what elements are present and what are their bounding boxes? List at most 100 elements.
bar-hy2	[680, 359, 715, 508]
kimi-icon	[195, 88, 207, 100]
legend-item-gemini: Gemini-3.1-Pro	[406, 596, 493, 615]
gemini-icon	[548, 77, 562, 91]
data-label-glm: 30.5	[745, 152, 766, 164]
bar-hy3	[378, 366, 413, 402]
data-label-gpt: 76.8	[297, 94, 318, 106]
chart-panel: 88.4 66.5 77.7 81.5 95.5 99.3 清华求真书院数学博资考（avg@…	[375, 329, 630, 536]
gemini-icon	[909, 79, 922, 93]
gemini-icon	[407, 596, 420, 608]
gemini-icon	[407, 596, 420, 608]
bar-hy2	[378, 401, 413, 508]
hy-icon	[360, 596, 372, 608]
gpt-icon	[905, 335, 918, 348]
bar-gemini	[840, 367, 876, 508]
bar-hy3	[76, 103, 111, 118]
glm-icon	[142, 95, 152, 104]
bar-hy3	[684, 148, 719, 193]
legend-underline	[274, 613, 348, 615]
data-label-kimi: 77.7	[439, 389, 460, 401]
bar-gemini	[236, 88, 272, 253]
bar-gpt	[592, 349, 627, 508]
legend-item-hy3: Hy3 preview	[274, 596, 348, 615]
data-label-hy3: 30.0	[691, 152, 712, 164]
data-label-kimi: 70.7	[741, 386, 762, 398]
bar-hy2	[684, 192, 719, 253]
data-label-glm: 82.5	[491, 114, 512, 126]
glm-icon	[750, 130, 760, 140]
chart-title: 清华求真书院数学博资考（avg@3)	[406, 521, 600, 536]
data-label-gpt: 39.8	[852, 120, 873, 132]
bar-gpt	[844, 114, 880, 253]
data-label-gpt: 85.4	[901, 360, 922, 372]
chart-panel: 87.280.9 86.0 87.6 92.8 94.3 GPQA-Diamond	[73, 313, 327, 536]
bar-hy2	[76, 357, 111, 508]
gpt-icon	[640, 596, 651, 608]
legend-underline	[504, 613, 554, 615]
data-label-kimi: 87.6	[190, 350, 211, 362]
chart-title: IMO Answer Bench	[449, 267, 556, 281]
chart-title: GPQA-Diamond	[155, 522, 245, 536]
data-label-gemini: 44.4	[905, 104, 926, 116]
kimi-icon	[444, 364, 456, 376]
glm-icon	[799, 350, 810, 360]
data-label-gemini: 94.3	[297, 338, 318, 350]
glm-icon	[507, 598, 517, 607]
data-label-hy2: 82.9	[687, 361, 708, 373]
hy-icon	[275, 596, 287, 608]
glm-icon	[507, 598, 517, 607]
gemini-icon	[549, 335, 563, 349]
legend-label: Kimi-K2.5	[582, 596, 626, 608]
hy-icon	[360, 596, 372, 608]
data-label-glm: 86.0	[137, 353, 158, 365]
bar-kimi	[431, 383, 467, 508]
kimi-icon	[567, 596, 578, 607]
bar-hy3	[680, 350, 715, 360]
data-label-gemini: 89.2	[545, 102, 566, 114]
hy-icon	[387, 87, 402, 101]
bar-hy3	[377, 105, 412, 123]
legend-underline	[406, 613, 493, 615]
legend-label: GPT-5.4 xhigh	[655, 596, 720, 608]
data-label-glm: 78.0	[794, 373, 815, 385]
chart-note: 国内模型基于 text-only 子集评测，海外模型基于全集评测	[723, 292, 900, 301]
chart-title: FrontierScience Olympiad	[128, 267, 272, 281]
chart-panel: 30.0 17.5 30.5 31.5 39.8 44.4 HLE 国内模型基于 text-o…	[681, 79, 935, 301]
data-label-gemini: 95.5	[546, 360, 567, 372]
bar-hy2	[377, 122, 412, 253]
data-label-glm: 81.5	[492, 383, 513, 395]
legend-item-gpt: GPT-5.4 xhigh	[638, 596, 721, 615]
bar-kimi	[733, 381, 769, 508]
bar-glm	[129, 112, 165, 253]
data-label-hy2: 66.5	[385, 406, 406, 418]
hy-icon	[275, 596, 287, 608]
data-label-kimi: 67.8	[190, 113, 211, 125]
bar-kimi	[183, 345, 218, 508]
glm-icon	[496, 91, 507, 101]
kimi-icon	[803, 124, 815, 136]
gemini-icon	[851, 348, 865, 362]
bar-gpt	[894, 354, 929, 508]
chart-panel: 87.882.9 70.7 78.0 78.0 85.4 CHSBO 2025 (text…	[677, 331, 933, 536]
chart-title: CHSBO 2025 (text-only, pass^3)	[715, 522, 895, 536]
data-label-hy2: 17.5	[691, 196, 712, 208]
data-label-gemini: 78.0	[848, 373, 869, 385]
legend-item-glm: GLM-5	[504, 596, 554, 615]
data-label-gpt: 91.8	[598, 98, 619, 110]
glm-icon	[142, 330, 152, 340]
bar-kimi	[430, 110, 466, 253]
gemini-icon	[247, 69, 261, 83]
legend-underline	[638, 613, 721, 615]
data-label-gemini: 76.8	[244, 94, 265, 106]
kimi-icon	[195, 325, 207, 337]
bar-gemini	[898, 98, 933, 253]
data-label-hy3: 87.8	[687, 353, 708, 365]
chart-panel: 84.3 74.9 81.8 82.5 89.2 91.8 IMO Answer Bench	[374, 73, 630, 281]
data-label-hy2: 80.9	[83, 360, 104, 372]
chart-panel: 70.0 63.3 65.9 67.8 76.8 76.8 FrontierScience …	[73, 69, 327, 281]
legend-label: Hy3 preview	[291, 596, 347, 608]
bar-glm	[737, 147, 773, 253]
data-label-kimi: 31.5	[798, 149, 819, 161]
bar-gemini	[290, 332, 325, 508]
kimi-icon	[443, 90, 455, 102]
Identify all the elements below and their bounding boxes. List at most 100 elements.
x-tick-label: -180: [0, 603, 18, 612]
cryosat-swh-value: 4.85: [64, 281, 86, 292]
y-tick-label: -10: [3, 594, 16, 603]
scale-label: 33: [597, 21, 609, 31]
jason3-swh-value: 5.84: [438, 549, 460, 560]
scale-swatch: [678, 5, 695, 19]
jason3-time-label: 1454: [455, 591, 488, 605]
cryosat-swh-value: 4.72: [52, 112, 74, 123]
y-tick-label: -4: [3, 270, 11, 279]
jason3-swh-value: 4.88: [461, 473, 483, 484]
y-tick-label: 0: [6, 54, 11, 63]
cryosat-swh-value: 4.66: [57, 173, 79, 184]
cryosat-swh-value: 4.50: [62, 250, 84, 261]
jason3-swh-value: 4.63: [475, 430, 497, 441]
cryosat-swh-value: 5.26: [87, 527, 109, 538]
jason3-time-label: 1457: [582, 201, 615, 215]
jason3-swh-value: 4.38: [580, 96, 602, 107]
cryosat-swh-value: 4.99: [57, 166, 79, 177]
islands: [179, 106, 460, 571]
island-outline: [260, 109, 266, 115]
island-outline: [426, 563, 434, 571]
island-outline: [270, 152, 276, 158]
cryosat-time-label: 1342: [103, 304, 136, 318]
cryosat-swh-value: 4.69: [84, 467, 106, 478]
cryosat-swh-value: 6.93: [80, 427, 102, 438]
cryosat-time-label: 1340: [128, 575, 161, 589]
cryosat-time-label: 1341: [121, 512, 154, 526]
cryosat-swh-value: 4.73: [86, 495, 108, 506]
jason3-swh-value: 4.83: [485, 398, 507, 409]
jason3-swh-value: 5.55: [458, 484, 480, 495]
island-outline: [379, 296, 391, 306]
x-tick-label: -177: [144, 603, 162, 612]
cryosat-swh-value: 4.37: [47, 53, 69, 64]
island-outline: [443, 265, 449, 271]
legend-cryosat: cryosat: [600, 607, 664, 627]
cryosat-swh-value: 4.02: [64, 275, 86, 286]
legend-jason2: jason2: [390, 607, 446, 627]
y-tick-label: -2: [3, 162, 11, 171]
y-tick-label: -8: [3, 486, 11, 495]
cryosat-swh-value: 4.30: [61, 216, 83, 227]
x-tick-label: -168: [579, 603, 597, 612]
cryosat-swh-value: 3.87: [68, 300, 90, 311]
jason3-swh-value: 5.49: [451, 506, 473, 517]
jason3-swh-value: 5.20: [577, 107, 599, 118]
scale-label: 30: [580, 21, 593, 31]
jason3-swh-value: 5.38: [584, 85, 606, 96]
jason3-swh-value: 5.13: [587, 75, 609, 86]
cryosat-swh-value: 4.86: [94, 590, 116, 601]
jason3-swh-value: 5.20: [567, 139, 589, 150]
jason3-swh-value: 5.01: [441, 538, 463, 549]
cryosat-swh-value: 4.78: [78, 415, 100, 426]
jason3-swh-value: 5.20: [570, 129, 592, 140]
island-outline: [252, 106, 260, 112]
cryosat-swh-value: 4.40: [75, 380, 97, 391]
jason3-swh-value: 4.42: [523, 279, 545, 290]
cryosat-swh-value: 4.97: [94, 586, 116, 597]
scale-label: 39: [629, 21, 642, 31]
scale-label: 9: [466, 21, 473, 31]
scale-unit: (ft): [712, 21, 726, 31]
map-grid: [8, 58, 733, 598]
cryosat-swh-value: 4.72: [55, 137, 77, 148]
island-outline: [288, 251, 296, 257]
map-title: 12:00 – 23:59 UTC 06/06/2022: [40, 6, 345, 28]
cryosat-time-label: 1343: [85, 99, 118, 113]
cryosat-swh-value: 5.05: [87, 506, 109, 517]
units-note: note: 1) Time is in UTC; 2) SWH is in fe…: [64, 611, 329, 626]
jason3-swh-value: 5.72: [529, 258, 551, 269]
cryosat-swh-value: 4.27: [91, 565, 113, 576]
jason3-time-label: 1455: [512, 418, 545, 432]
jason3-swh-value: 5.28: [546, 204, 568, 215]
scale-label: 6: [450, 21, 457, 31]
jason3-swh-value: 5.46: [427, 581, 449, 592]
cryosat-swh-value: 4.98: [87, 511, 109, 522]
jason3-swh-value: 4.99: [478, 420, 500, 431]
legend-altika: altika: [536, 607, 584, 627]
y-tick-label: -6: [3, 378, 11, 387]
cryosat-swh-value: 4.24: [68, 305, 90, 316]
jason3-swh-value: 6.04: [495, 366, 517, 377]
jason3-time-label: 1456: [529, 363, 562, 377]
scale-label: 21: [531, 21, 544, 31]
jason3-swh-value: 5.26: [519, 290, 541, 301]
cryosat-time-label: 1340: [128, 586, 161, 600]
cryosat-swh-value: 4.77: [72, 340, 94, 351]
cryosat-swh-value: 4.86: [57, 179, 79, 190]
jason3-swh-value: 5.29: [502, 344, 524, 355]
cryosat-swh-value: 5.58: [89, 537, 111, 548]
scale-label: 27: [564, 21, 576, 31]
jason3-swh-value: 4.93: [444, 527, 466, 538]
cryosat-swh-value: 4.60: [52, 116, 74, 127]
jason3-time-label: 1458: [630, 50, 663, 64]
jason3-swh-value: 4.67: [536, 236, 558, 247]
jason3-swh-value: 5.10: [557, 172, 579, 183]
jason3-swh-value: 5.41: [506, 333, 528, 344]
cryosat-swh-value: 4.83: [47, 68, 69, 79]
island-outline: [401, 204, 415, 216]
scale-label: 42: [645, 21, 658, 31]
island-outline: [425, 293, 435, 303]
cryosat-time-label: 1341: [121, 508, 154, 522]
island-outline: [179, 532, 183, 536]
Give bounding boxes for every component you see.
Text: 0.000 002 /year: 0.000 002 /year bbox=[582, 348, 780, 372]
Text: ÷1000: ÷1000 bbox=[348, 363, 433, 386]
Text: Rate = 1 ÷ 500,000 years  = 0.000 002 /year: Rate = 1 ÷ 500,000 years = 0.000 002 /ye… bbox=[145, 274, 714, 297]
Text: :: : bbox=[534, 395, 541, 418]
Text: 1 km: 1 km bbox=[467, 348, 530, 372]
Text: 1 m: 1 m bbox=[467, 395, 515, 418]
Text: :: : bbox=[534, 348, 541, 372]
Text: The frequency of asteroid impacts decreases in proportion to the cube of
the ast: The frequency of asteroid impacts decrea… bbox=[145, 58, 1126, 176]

[REQUIREMENT]
Reproduce the items above verbatim, from the first line of the items through the line containing "596, 626, 608]", with both of those lines included.

[COMPLETE OUTPUT]
what elements are present and what are their bounding boxes? List at most 100 elements.
bar-hy2	[680, 359, 715, 508]
kimi-icon	[195, 88, 207, 100]
legend-item-gemini: Gemini-3.1-Pro	[406, 596, 493, 615]
gemini-icon	[548, 77, 562, 91]
data-label-glm: 30.5	[745, 152, 766, 164]
bar-hy3	[378, 366, 413, 402]
data-label-gpt: 76.8	[297, 94, 318, 106]
chart-panel: 88.4 66.5 77.7 81.5 95.5 99.3 清华求真书院数学博资考（avg@…	[375, 329, 630, 536]
gemini-icon	[909, 79, 922, 93]
gemini-icon	[407, 596, 420, 608]
gemini-icon	[407, 596, 420, 608]
bar-hy2	[378, 401, 413, 508]
hy-icon	[360, 596, 372, 608]
gpt-icon	[905, 335, 918, 348]
bar-gemini	[840, 367, 876, 508]
bar-hy3	[76, 103, 111, 118]
glm-icon	[142, 95, 152, 104]
bar-hy3	[684, 148, 719, 193]
legend-underline	[274, 613, 348, 615]
data-label-kimi: 77.7	[439, 389, 460, 401]
bar-gemini	[236, 88, 272, 253]
bar-gpt	[592, 349, 627, 508]
legend-item-hy3: Hy3 preview	[274, 596, 348, 615]
data-label-hy3: 30.0	[691, 152, 712, 164]
data-label-kimi: 70.7	[741, 386, 762, 398]
bar-hy2	[684, 192, 719, 253]
data-label-glm: 82.5	[491, 114, 512, 126]
glm-icon	[750, 130, 760, 140]
chart-title: 清华求真书院数学博资考（avg@3)	[406, 521, 600, 536]
data-label-gpt: 39.8	[852, 120, 873, 132]
bar-gpt	[844, 114, 880, 253]
data-label-gpt: 85.4	[901, 360, 922, 372]
chart-panel: 87.280.9 86.0 87.6 92.8 94.3 GPQA-Diamond	[73, 313, 327, 536]
bar-hy2	[76, 357, 111, 508]
gpt-icon	[640, 596, 651, 608]
legend-underline	[504, 613, 554, 615]
data-label-kimi: 87.6	[190, 350, 211, 362]
chart-title: IMO Answer Bench	[449, 267, 556, 281]
chart-title: GPQA-Diamond	[155, 522, 245, 536]
data-label-gemini: 44.4	[905, 104, 926, 116]
kimi-icon	[444, 364, 456, 376]
glm-icon	[799, 350, 810, 360]
data-label-gemini: 94.3	[297, 338, 318, 350]
glm-icon	[507, 598, 517, 607]
data-label-hy2: 82.9	[687, 361, 708, 373]
hy-icon	[275, 596, 287, 608]
glm-icon	[507, 598, 517, 607]
gemini-icon	[549, 335, 563, 349]
legend-label: Kimi-K2.5	[582, 596, 626, 608]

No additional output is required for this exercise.